═════ Records ═════

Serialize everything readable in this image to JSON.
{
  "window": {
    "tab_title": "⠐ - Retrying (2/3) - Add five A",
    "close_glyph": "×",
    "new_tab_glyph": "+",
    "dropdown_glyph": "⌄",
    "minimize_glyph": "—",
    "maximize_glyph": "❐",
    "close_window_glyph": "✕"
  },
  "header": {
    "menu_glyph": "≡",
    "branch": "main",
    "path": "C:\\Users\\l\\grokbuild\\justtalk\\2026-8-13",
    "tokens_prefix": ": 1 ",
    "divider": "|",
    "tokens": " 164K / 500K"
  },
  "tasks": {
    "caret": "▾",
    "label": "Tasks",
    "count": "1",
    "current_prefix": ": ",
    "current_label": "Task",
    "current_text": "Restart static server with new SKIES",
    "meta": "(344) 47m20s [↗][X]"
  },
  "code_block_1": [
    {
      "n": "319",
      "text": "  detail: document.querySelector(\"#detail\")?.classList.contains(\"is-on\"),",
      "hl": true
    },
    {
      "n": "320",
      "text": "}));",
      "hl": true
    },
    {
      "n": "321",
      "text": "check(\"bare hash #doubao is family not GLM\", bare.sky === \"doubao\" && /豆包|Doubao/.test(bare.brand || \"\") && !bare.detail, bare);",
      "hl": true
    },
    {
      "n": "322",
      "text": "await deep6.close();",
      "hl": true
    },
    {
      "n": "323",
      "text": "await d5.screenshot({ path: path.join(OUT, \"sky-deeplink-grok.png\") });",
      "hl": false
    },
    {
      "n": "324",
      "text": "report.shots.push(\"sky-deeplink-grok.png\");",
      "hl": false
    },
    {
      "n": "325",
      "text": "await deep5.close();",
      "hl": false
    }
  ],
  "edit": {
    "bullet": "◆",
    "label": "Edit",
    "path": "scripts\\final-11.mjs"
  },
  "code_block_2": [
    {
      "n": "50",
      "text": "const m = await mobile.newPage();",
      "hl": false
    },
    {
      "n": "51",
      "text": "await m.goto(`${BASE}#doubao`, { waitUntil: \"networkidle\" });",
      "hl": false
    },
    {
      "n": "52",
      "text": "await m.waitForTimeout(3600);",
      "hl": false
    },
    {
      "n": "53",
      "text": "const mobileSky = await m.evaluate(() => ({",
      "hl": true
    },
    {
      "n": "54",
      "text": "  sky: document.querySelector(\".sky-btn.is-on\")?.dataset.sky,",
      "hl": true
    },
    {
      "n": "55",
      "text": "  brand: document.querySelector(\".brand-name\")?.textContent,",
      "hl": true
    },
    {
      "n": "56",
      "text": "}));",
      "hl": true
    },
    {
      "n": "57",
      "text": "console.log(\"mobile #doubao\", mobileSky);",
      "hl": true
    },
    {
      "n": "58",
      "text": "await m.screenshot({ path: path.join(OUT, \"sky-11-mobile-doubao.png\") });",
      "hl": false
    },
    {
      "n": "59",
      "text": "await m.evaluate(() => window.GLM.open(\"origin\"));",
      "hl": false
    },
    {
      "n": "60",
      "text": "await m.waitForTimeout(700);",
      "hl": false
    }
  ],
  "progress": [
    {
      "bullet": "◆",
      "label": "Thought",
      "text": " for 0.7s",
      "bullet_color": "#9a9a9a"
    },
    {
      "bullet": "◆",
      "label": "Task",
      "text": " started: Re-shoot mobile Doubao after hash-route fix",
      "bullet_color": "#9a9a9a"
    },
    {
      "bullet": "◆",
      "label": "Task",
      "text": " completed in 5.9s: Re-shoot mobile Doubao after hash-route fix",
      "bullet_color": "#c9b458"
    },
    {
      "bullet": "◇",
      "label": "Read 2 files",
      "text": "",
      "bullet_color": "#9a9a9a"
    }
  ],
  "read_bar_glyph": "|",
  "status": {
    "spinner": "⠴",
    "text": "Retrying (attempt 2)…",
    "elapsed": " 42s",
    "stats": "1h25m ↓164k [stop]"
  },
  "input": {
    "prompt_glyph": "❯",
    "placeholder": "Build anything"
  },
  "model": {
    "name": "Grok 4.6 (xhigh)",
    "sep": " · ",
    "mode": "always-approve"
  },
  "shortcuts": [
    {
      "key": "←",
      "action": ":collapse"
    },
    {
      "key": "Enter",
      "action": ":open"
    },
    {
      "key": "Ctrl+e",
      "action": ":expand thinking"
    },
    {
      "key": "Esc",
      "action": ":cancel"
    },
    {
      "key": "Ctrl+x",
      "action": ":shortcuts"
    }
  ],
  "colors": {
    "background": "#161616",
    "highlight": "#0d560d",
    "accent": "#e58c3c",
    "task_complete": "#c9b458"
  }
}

═════

Pick out the lines containing the string "document".

■ Output of the exercise ■
      "text": "  detail: document.querySelector(\"#detail\")?.classList.contains(\"is-on\"),",
      "text": "  sky: document.querySelector(\".sky-btn.is-on\")?.dataset.sky,",
      "text": "  brand: document.querySelector(\".brand-name\")?.textContent,",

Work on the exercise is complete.